**EXERCISE DETAILS**
All of the material below is to be returned exactly.
* Begin MATERIAL TO PROCESS *
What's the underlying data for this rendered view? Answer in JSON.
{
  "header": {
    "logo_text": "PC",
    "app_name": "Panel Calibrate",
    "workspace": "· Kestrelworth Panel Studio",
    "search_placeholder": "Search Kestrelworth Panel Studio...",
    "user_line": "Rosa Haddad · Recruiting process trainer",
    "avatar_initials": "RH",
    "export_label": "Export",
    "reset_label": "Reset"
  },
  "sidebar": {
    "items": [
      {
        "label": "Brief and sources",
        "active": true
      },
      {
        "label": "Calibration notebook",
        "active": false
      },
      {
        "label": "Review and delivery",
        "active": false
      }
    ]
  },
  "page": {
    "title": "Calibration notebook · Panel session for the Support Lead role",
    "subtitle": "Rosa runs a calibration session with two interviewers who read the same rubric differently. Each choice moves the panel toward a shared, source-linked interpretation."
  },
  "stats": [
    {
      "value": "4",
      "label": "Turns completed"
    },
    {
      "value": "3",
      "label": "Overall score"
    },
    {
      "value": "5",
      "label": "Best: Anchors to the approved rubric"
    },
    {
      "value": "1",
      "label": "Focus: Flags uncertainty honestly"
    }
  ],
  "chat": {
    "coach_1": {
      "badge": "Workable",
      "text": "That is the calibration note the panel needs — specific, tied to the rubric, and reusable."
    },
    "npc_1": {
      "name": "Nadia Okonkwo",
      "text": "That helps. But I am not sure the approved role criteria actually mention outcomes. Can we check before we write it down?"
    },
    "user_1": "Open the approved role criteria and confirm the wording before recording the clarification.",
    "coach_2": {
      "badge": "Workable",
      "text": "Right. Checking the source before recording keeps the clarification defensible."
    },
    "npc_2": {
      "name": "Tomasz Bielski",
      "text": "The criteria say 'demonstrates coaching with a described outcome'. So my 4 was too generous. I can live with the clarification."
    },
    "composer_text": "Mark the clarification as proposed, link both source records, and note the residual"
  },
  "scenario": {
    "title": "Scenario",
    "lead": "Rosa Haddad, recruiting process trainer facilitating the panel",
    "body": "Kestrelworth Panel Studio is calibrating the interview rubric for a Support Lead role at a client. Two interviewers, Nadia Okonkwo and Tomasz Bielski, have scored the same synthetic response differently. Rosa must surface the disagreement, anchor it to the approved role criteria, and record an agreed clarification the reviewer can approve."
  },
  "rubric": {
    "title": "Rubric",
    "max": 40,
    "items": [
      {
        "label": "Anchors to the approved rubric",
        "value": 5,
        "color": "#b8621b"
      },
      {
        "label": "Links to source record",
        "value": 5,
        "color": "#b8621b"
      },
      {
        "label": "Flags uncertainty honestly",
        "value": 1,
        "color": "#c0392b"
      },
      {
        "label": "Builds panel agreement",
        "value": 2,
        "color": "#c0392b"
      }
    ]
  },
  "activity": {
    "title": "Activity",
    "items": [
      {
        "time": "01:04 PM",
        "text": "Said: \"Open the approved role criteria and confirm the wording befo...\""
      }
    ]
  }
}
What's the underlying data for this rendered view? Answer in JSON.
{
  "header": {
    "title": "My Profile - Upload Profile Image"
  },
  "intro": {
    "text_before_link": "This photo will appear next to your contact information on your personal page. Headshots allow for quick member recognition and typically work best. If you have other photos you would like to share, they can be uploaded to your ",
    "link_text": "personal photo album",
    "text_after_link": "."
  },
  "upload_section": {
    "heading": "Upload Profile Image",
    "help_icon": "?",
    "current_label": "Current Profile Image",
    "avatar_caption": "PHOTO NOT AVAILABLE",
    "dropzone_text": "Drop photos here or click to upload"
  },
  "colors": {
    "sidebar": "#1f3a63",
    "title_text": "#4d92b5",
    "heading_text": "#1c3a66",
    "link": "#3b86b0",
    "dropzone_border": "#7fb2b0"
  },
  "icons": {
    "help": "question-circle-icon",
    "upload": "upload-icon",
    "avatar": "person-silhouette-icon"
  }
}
* End MATERIAL TO PROCESS *
**ANSWER TO THIS PROBLEM**
What's the underlying data for this rendered view? Answer in JSON.
{
  "header": {
    "logo_text": "PC",
    "app_name": "Panel Calibrate",
    "workspace": "· Kestrelworth Panel Studio",
    "search_placeholder": "Search Kestrelworth Panel Studio...",
    "user_line": "Rosa Haddad · Recruiting process trainer",
    "avatar_initials": "RH",
    "export_label": "Export",
    "reset_label": "Reset"
  },
  "sidebar": {
    "items": [
      {
        "label": "Brief and sources",
        "active": true
      },
      {
        "label": "Calibration notebook",
        "active": false
      },
      {
        "label": "Review and delivery",
        "active": false
      }
    ]
  },
  "page": {
    "title": "Calibration notebook · Panel session for the Support Lead role",
    "subtitle": "Rosa runs a calibration session with two interviewers who read the same rubric differently. Each choice moves the panel toward a shared, source-linked interpretation."
  },
  "stats": [
    {
      "value": "4",
      "label": "Turns completed"
    },
    {
      "value": "3",
      "label": "Overall score"
    },
    {
      "value": "5",
      "label": "Best: Anchors to the approved rubric"
    },
    {
      "value": "1",
      "label": "Focus: Flags uncertainty honestly"
    }
  ],
  "chat": {
    "coach_1": {
      "badge": "Workable",
      "text": "That is the calibration note the panel needs — specific, tied to the rubric, and reusable."
    },
    "npc_1": {
      "name": "Nadia Okonkwo",
      "text": "That helps. But I am not sure the approved role criteria actually mention outcomes. Can we check before we write it down?"
    },
    "user_1": "Open the approved role criteria and confirm the wording before recording the clarification.",
    "coach_2": {
      "badge": "Workable",
      "text": "Right. Checking the source before recording keeps the clarification defensible."
    },
    "npc_2": {
      "name": "Tomasz Bielski",
      "text": "The criteria say 'demonstrates coaching with a described outcome'. So my 4 was too generous. I can live with the clarification."
    },
    "composer_text": "Mark the clarification as proposed, link both source records, and note the residual"
  },
  "scenario": {
    "title": "Scenario",
    "lead": "Rosa Haddad, recruiting process trainer facilitating the panel",
    "body": "Kestrelworth Panel Studio is calibrating the interview rubric for a Support Lead role at a client. Two interviewers, Nadia Okonkwo and Tomasz Bielski, have scored the same synthetic response differently. Rosa must surface the disagreement, anchor it to the approved role criteria, and record an agreed clarification the reviewer can approve."
  },
  "rubric": {
    "title": "Rubric",
    "max": 40,
    "items": [
      {
        "label": "Anchors to the approved rubric",
        "value": 5,
        "color": "#b8621b"
      },
      {
        "label": "Links to source record",
        "value": 5,
        "color": "#b8621b"
      },
      {
        "label": "Flags uncertainty honestly",
        "value": 1,
        "color": "#c0392b"
      },
      {
        "label": "Builds panel agreement",
        "value": 2,
        "color": "#c0392b"
      }
    ]
  },
  "activity": {
    "title": "Activity",
    "items": [
      {
        "time": "01:04 PM",
        "text": "Said: \"Open the approved role criteria and confirm the wording befo...\""
      }
    ]
  }
}
What's the underlying data for this rendered view? Answer in JSON.
{
  "header": {
    "title": "My Profile - Upload Profile Image"
  },
  "intro": {
    "text_before_link": "This photo will appear next to your contact information on your personal page. Headshots allow for quick member recognition and typically work best. If you have other photos you would like to share, they can be uploaded to your ",
    "link_text": "personal photo album",
    "text_after_link": "."
  },
  "upload_section": {
    "heading": "Upload Profile Image",
    "help_icon": "?",
    "current_label": "Current Profile Image",
    "avatar_caption": "PHOTO NOT AVAILABLE",
    "dropzone_text": "Drop photos here or click to upload"
  },
  "colors": {
    "sidebar": "#1f3a63",
    "title_text": "#4d92b5",
    "heading_text": "#1c3a66",
    "link": "#3b86b0",
    "dropzone_border": "#7fb2b0"
  },
  "icons": {
    "help": "question-circle-icon",
    "upload": "upload-icon",
    "avatar": "person-silhouette-icon"
  }
}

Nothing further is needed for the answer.